* **REQUEST**
Find each line holding "date" and copy it out.
** start **
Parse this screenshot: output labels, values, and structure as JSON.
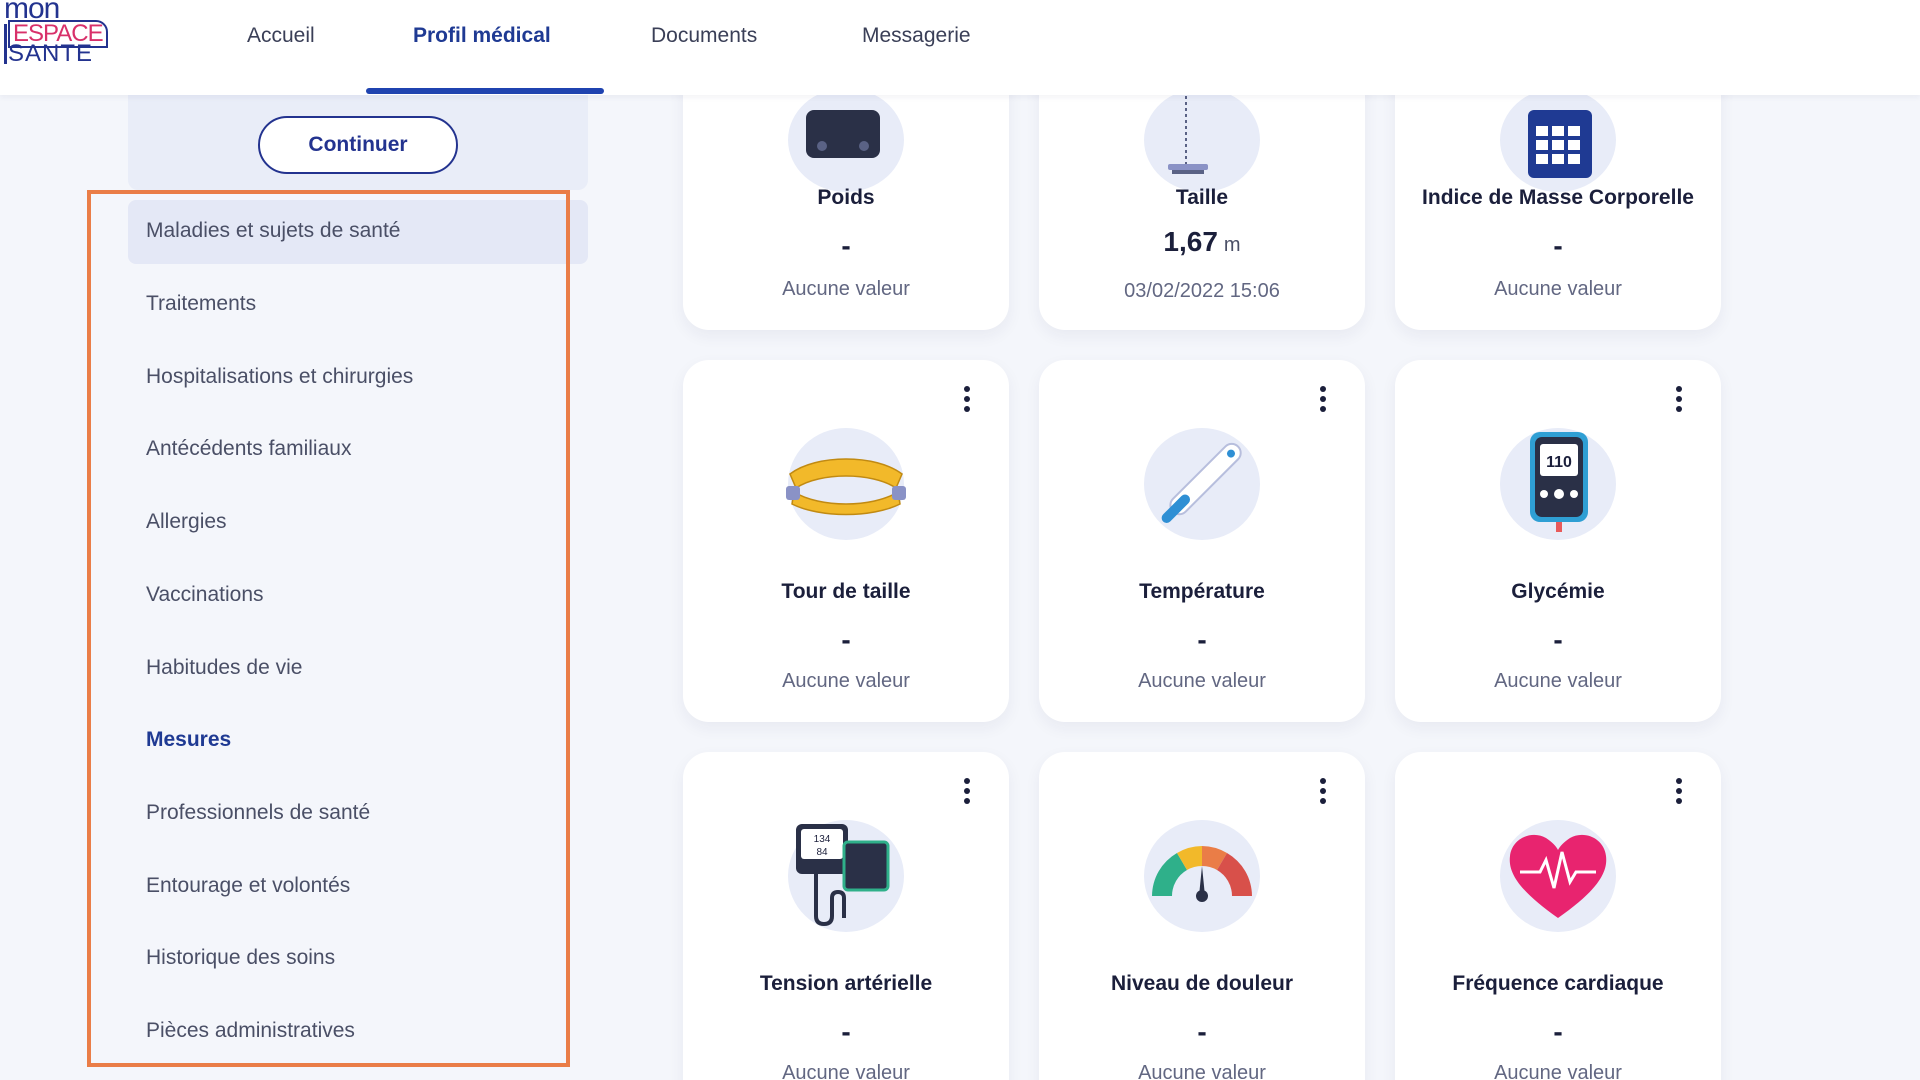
{
  "logo": {
    "line1": "mon",
    "line2": "ESPACE",
    "line3": "SANTE"
  },
  "nav": [
    {
      "label": "Accueil"
    },
    {
      "label": "Profil médical"
    },
    {
      "label": "Documents"
    },
    {
      "label": "Messagerie"
    }
  ],
  "sidebar": {
    "continue_label": "Continuer",
    "items": [
      {
        "label": "Maladies et sujets de santé"
      },
      {
        "label": "Traitements"
      },
      {
        "label": "Hospitalisations et chirurgies"
      },
      {
        "label": "Antécédents familiaux"
      },
      {
        "label": "Allergies"
      },
      {
        "label": "Vaccinations"
      },
      {
        "label": "Habitudes de vie"
      },
      {
        "label": "Mesures"
      },
      {
        "label": "Professionnels de santé"
      },
      {
        "label": "Entourage et volontés"
      },
      {
        "label": "Historique des soins"
      },
      {
        "label": "Pièces administratives"
      }
    ]
  },
  "cards": [
    {
      "title": "Poids",
      "value": "-",
      "unit": "",
      "sub": "Aucune valeur",
      "icon": "scale-icon"
    },
    {
      "title": "Taille",
      "value": "1,67",
      "unit": "m",
      "sub": "03/02/2022 15:06",
      "icon": "height-gauge-icon"
    },
    {
      "title": "Indice de Masse Corporelle",
      "value": "-",
      "unit": "",
      "sub": "Aucune valeur",
      "icon": "calculator-icon"
    },
    {
      "title": "Tour de taille",
      "value": "-",
      "unit": "",
      "sub": "Aucune valeur",
      "icon": "tape-measure-icon"
    },
    {
      "title": "Température",
      "value": "-",
      "unit": "",
      "sub": "Aucune valeur",
      "icon": "thermometer-icon"
    },
    {
      "title": "Glycémie",
      "value": "-",
      "unit": "",
      "sub": "Aucune valeur",
      "icon": "glucometer-icon",
      "reading": "110"
    },
    {
      "title": "Tension artérielle",
      "value": "-",
      "unit": "",
      "sub": "Aucune valeur",
      "icon": "blood-pressure-monitor-icon",
      "reading_top": "134",
      "reading_bottom": "84"
    },
    {
      "title": "Niveau de douleur",
      "value": "-",
      "unit": "",
      "sub": "Aucune valeur",
      "icon": "pain-gauge-icon"
    },
    {
      "title": "Fréquence cardiaque",
      "value": "-",
      "unit": "",
      "sub": "Aucune valeur",
      "icon": "heart-rate-icon"
    }
  ],
  "colors": {
    "brand": "#23338f",
    "accent": "#1f43b0",
    "highlight": "#ea7d47",
    "heart": "#e8246f"
  }
}
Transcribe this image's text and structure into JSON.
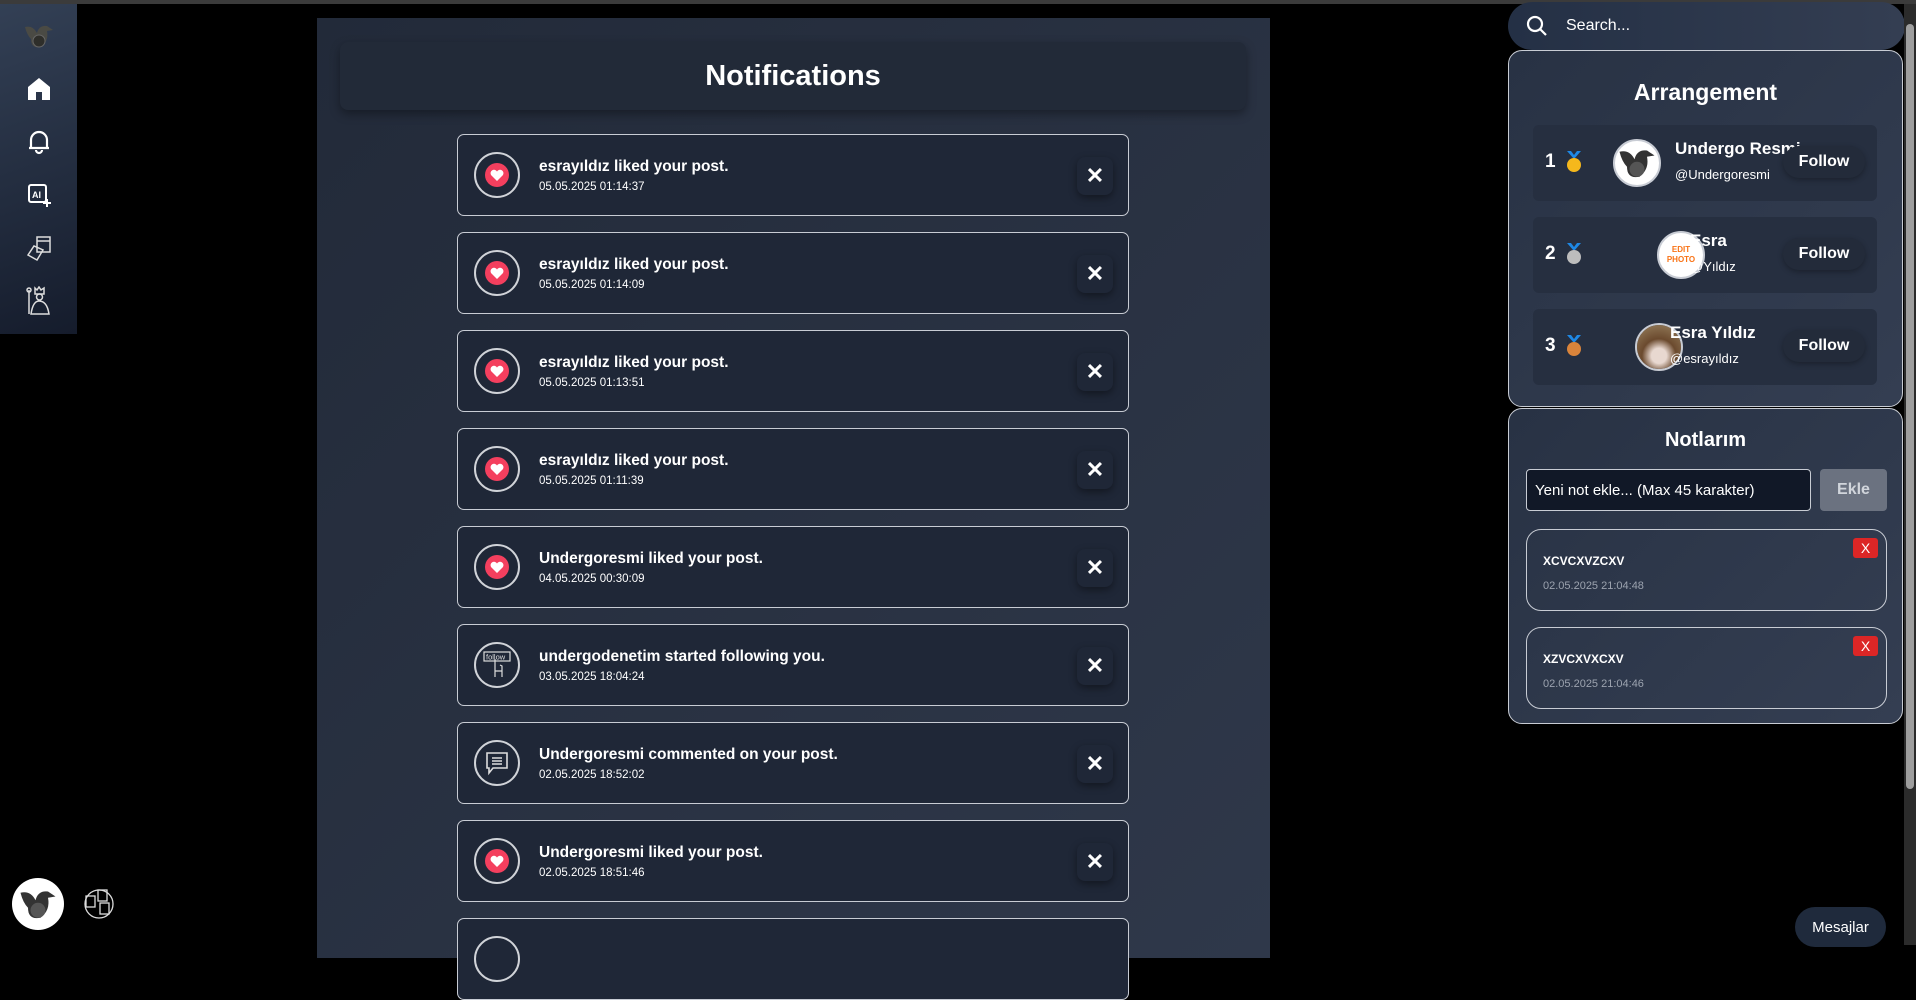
{
  "sidebar": {
    "items": [
      {
        "icon": "logo-bird-icon"
      },
      {
        "icon": "home-icon"
      },
      {
        "icon": "bell-icon"
      },
      {
        "icon": "ai-sparkle-icon"
      },
      {
        "icon": "calendar-icon"
      },
      {
        "icon": "king-icon"
      }
    ]
  },
  "main": {
    "title": "Notifications",
    "notifications": [
      {
        "type": "like",
        "message": "esrayıldız liked your post.",
        "time": "05.05.2025 01:14:37"
      },
      {
        "type": "like",
        "message": "esrayıldız liked your post.",
        "time": "05.05.2025 01:14:09"
      },
      {
        "type": "like",
        "message": "esrayıldız liked your post.",
        "time": "05.05.2025 01:13:51"
      },
      {
        "type": "like",
        "message": "esrayıldız liked your post.",
        "time": "05.05.2025 01:11:39"
      },
      {
        "type": "like",
        "message": "Undergoresmi liked your post.",
        "time": "04.05.2025 00:30:09"
      },
      {
        "type": "follow",
        "message": "undergodenetim started following you.",
        "time": "03.05.2025 18:04:24"
      },
      {
        "type": "comment",
        "message": "Undergoresmi commented on your post.",
        "time": "02.05.2025 18:52:02"
      },
      {
        "type": "like",
        "message": "Undergoresmi liked your post.",
        "time": "02.05.2025 18:51:46"
      }
    ],
    "close_label": "✕",
    "follow_icon_text": "follow"
  },
  "search": {
    "placeholder": "Search..."
  },
  "arrangement": {
    "title": "Arrangement",
    "follow_label": "Follow",
    "users": [
      {
        "rank": "1",
        "name": "Undergo Resmi",
        "handle": "@Undergoresmi",
        "medal_color": "#f5b81c"
      },
      {
        "rank": "2",
        "name": "Esra",
        "handle": "@Yıldız",
        "medal_color": "#bdbdbd",
        "avatar_text": "EDIT PHOTO"
      },
      {
        "rank": "3",
        "name": "Esra Yıldız",
        "handle": "@esrayıldız",
        "medal_color": "#d9843b"
      }
    ]
  },
  "notes": {
    "title": "Notlarım",
    "placeholder": "Yeni not ekle... (Max 45 karakter)",
    "add_label": "Ekle",
    "delete_label": "X",
    "items": [
      {
        "text": "XCVCXVZCXV",
        "date": "02.05.2025 21:04:48"
      },
      {
        "text": "XZVCXVXCXV",
        "date": "02.05.2025 21:04:46"
      }
    ]
  },
  "messages_label": "Mesajlar",
  "colors": {
    "heart": "#f43f5e",
    "delete": "#dc2626",
    "panel": "#232b3a"
  }
}
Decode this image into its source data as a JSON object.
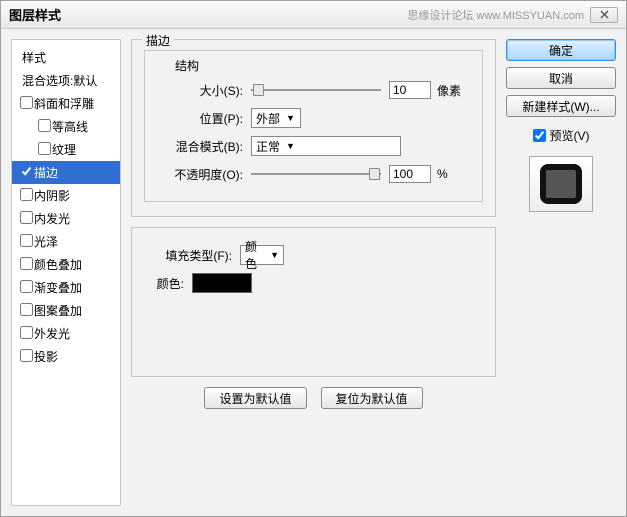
** end **
* **FINAL ANSWER**
        "date": "02.05.2025 21:04:48"
        "date": "02.05.2025 21:04:46"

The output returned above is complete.